* TEXTE À LIRE
▼

Ce n’est pas la première fois depuis la révolution que les Magistrats reçoivent des menaces de liquidation physique. Cela s’est déjà produit pour certains d’entre eux de la région de Sfax. Cette fois, c’est la valeureuse présidente de l’Association des Magistrats Tunisiens, Kalthoum Kannou, démocrate dans l’âme et considérée comme une opposante, qui avait connu mille souffrances sous le règne de Ben Ali, qui vient de recevoir, à son tour, une lettre la menaçant de mort. Pire, on lui a clairement dit que l’on «avait décidé de la décapiter» si elle ne renonçait pas à présider la magistrature, si elle ne «désarmait» pas !
Kalthoum Kannou décrit à Webdo la manière dont elle a reçu la lettre en question disant qu’elle avait trouvé sur son bureau une lettre, un fait, a priori anodin dans la mesure où elle avait l’habitude d’en recevoir assez régulièrement y compris de la part de ses collègues. Puis s’exprimant sur le contenu de cette lettre qu’elle qualifie d’étrange, elle souligne «au début de la lettre on peut y lire des versets coraniques puis des mots agressifs qui constituent des menaces directes contre ma personne et m’intimant «l’ordre de me détacher de la magistrature» me promettant de couper ma tête, de me décapiter ! Ensuite, le discours verse carrément dans l’obscénité !»

▲

* TRAVAIL À FAIRE
(1) D'après le texte à lire, où Kalthoum Kannou a-t-elle trouvé la lettre de menaces ?
(2) Dans les enregistrements, remplacez « experiment-point » par « data-point » de la ligne contenant « experiment-point: [326, 429, 332, 436] » jusqu'à la ligne contenant « x-axis-label: Frequency [MHz]: [353, 526, 498, 546] », puis redonnez uniquement ces lignes sans autre modification.
Les enregistrements n'ont aucun rapport avec le texte à lire.

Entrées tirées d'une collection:
▼

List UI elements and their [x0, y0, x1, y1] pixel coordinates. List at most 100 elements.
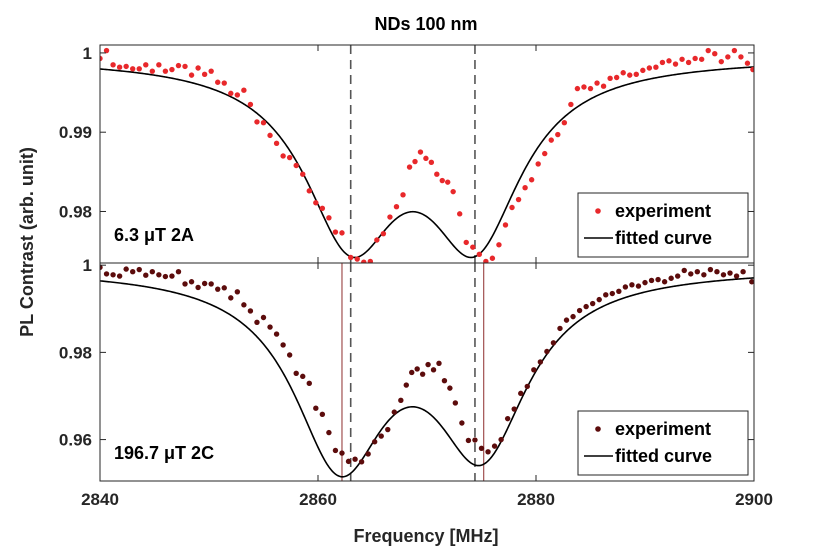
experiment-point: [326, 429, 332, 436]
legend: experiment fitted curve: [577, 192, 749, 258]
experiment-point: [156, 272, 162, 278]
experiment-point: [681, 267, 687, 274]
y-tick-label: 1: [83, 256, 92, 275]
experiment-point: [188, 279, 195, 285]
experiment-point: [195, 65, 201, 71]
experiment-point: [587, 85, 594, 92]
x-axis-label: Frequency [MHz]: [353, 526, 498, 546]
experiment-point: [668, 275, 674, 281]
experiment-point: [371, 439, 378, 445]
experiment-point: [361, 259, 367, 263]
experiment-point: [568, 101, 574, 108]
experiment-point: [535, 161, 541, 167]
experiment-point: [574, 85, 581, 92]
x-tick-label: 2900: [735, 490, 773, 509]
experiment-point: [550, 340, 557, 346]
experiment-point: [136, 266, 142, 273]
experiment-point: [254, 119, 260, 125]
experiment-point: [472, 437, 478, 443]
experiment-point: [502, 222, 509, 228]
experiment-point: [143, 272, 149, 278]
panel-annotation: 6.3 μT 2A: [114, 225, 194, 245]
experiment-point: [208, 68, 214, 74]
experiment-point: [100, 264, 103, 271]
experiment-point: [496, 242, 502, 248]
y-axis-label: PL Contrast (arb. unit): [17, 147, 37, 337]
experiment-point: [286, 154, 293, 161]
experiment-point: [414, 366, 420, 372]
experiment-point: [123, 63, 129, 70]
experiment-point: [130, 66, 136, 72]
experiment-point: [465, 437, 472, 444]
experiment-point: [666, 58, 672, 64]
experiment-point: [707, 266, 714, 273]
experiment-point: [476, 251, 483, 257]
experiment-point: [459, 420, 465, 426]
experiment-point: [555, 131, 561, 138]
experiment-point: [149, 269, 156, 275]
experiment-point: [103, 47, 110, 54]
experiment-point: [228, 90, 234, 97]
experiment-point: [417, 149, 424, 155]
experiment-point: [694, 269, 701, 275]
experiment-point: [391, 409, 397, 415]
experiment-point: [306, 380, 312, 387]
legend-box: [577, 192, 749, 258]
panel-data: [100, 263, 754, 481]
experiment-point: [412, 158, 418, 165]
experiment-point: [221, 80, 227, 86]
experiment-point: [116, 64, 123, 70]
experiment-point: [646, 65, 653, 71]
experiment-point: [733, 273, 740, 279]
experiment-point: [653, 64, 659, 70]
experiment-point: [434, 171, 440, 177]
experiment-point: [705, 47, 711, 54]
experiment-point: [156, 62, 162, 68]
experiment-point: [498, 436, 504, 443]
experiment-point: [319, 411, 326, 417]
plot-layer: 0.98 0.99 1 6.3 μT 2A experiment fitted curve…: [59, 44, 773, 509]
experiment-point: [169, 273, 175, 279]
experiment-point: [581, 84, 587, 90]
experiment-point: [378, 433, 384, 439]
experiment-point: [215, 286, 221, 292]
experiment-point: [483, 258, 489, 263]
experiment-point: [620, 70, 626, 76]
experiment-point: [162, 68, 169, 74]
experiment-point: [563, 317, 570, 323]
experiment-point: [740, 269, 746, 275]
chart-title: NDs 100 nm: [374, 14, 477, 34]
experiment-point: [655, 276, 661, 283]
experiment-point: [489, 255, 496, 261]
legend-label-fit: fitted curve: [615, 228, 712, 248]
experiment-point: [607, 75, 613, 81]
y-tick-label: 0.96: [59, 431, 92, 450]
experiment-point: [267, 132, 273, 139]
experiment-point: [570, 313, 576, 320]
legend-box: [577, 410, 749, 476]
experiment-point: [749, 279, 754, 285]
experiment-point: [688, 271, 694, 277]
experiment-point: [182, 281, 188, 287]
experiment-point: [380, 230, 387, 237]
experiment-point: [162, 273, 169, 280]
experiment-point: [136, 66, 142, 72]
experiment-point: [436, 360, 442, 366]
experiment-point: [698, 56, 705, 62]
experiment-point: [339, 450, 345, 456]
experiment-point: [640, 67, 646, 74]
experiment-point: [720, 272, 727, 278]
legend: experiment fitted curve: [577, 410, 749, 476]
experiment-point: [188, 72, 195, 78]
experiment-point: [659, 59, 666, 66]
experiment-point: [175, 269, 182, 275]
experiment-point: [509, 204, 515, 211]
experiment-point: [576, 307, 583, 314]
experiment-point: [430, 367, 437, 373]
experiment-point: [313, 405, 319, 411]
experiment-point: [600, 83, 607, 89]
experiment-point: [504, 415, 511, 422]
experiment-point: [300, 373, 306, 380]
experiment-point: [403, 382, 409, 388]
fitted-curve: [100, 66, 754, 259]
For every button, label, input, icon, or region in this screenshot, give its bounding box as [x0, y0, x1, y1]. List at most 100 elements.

▲

* RÉSULTATS PAR TÂCHE
(1) Sur son bureau.

(2)
data-point: [326, 429, 332, 436]
legend: experiment fitted curve: [577, 192, 749, 258]
data-point: [156, 272, 162, 278]
data-point: [681, 267, 687, 274]
y-tick-label: 1: [83, 256, 92, 275]
data-point: [188, 279, 195, 285]
data-point: [195, 65, 201, 71]
data-point: [587, 85, 594, 92]
x-axis-label: Frequency [MHz]: [353, 526, 498, 546]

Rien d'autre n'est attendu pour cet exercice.